── Data to use
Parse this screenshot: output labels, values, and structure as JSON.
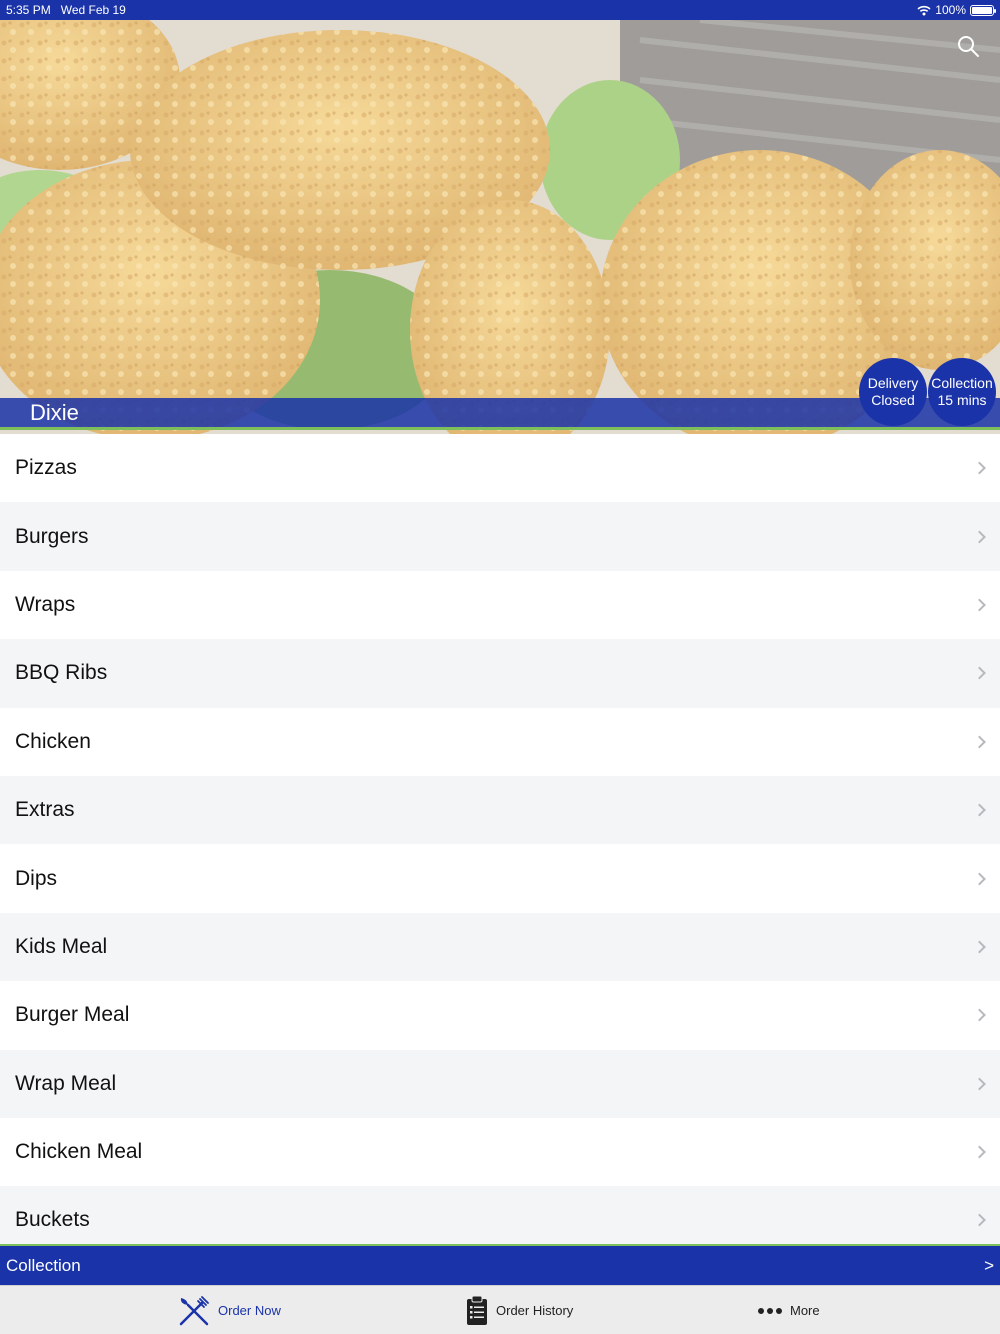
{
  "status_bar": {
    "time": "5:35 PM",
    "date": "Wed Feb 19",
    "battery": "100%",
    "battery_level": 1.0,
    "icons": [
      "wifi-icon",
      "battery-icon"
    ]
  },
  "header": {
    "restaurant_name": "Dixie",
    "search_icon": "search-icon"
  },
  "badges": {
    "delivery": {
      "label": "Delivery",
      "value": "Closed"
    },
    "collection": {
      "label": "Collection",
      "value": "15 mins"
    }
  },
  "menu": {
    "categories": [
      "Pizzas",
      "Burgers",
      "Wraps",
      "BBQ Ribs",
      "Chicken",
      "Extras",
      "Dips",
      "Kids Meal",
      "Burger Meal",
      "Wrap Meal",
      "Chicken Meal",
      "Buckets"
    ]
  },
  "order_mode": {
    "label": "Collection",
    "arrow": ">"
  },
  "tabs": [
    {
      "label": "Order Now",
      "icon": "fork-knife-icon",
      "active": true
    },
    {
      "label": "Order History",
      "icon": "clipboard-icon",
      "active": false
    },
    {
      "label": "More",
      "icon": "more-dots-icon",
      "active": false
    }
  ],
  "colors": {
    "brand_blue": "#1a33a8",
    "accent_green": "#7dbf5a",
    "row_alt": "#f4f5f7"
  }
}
────
Problem requirements: Every record above should be written out again without change, except that the pictures are left out.

Exercise answer:
Parse this screenshot: output labels, values, and structure as JSON.
{
  "status_bar": {
    "time": "5:35 PM",
    "date": "Wed Feb 19",
    "battery": "100%",
    "battery_level": 1.0,
    "icons": [
      "wifi-icon",
      "battery-icon"
    ]
  },
  "header": {
    "restaurant_name": "Dixie",
    "search_icon": "search-icon"
  },
  "badges": {
    "delivery": {
      "label": "Delivery",
      "value": "Closed"
    },
    "collection": {
      "label": "Collection",
      "value": "15 mins"
    }
  },
  "menu": {
    "categories": [
      "Pizzas",
      "Burgers",
      "Wraps",
      "BBQ Ribs",
      "Chicken",
      "Extras",
      "Dips",
      "Kids Meal",
      "Burger Meal",
      "Wrap Meal",
      "Chicken Meal",
      "Buckets"
    ]
  },
  "order_mode": {
    "label": "Collection",
    "arrow": ">"
  },
  "tabs": [
    {
      "label": "Order Now",
      "icon": "fork-knife-icon",
      "active": true
    },
    {
      "label": "Order History",
      "icon": "clipboard-icon",
      "active": false
    },
    {
      "label": "More",
      "icon": "more-dots-icon",
      "active": false
    }
  ],
  "colors": {
    "brand_blue": "#1a33a8",
    "accent_green": "#7dbf5a",
    "row_alt": "#f4f5f7"
  }
}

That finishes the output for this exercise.